Tally the lines in the following entries that include the word "title"; state only the total.

** RECORDS **
____________

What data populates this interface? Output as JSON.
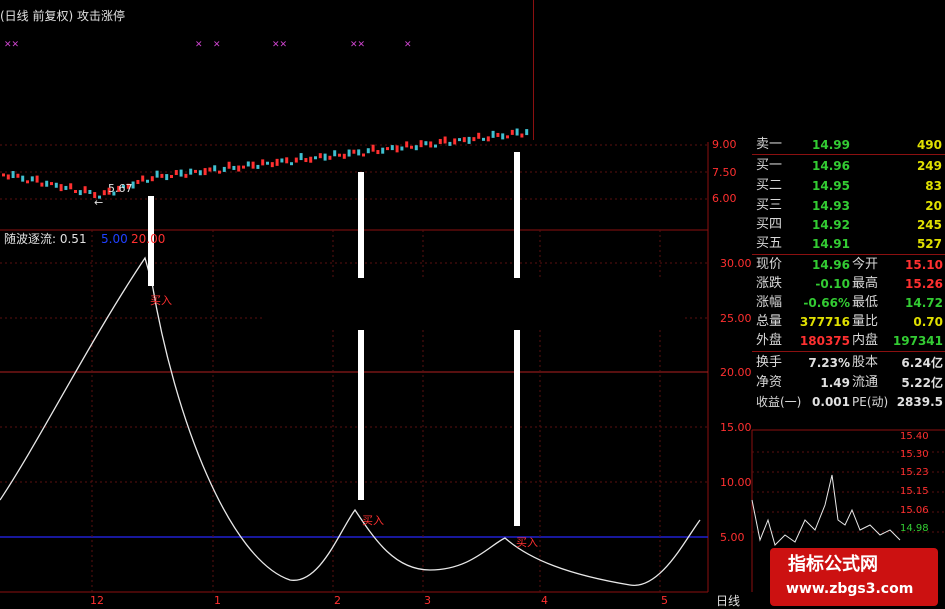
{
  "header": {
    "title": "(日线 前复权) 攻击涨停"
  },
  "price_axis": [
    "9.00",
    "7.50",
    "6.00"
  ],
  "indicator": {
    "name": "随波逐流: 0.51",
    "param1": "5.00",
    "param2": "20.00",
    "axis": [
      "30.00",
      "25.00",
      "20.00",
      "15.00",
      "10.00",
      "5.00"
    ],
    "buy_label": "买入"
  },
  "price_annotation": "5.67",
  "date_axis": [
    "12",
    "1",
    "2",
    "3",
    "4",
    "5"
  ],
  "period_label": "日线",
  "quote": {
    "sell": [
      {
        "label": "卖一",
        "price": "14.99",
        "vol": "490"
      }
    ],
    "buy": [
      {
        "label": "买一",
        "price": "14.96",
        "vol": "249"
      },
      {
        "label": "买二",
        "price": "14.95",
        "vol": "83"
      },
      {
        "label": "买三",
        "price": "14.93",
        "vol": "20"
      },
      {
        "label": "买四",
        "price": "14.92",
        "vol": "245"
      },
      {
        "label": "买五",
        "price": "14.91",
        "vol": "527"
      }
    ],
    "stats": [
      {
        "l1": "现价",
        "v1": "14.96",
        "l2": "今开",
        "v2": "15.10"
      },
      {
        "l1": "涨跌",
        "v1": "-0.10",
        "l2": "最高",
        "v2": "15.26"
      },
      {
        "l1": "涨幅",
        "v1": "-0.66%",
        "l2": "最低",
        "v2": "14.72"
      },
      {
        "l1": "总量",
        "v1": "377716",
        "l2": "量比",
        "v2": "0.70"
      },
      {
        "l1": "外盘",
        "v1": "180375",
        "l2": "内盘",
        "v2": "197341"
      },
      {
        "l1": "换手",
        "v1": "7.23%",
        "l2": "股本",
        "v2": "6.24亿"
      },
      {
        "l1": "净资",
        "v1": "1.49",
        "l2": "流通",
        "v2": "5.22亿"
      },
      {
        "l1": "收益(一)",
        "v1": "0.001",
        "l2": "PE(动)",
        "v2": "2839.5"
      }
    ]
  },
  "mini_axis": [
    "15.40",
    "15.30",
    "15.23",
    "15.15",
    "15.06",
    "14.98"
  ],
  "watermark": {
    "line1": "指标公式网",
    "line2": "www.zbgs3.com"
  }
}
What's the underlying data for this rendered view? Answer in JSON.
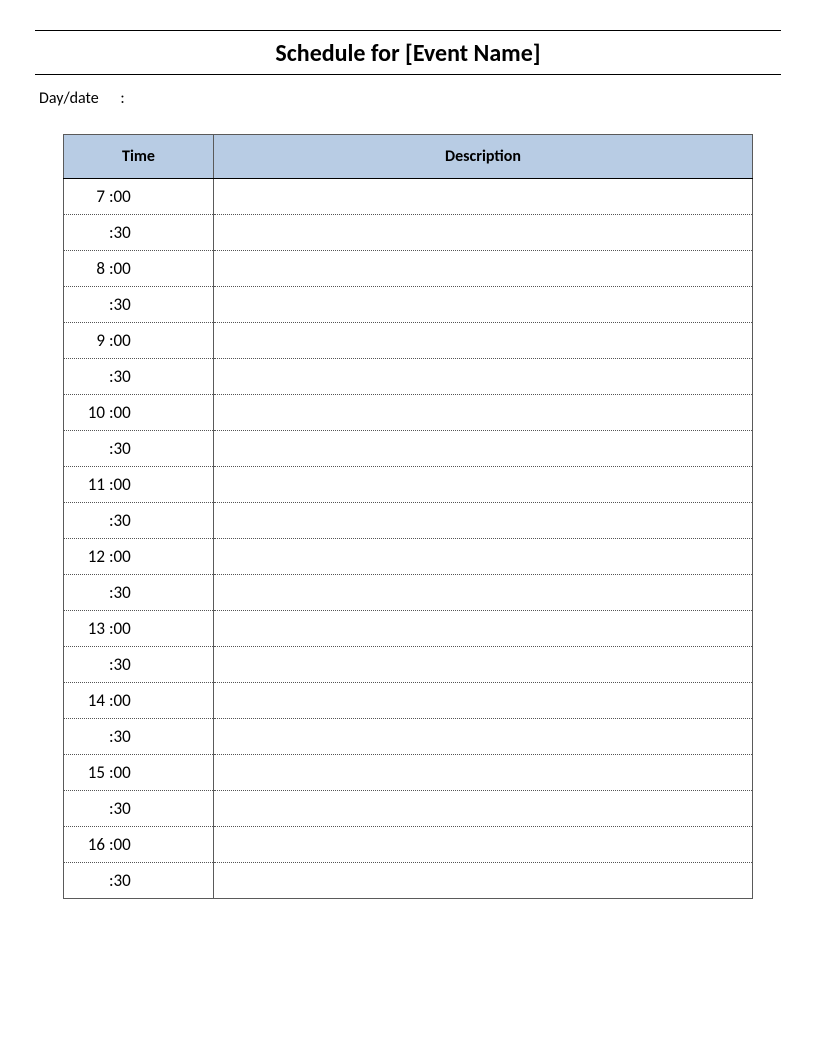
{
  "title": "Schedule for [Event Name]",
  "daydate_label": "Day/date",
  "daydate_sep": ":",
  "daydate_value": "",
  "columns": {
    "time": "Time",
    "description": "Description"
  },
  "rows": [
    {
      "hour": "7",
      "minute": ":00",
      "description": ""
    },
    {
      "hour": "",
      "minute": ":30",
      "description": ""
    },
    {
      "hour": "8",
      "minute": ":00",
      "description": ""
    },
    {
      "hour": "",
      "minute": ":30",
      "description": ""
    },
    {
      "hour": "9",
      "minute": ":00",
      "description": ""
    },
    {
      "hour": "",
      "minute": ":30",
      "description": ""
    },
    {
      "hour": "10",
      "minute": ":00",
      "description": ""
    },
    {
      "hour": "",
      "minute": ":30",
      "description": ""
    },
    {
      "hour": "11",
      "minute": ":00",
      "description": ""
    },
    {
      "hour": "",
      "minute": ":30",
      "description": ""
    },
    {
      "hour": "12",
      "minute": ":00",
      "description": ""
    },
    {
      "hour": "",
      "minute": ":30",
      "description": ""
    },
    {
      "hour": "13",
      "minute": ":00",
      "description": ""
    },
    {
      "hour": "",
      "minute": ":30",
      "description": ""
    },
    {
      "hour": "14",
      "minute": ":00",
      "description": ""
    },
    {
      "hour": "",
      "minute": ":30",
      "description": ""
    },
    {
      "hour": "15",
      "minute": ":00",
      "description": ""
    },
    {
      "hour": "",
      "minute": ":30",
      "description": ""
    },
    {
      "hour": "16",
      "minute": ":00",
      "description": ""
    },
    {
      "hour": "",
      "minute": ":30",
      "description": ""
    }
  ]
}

____________

** FINAL RESULT **
2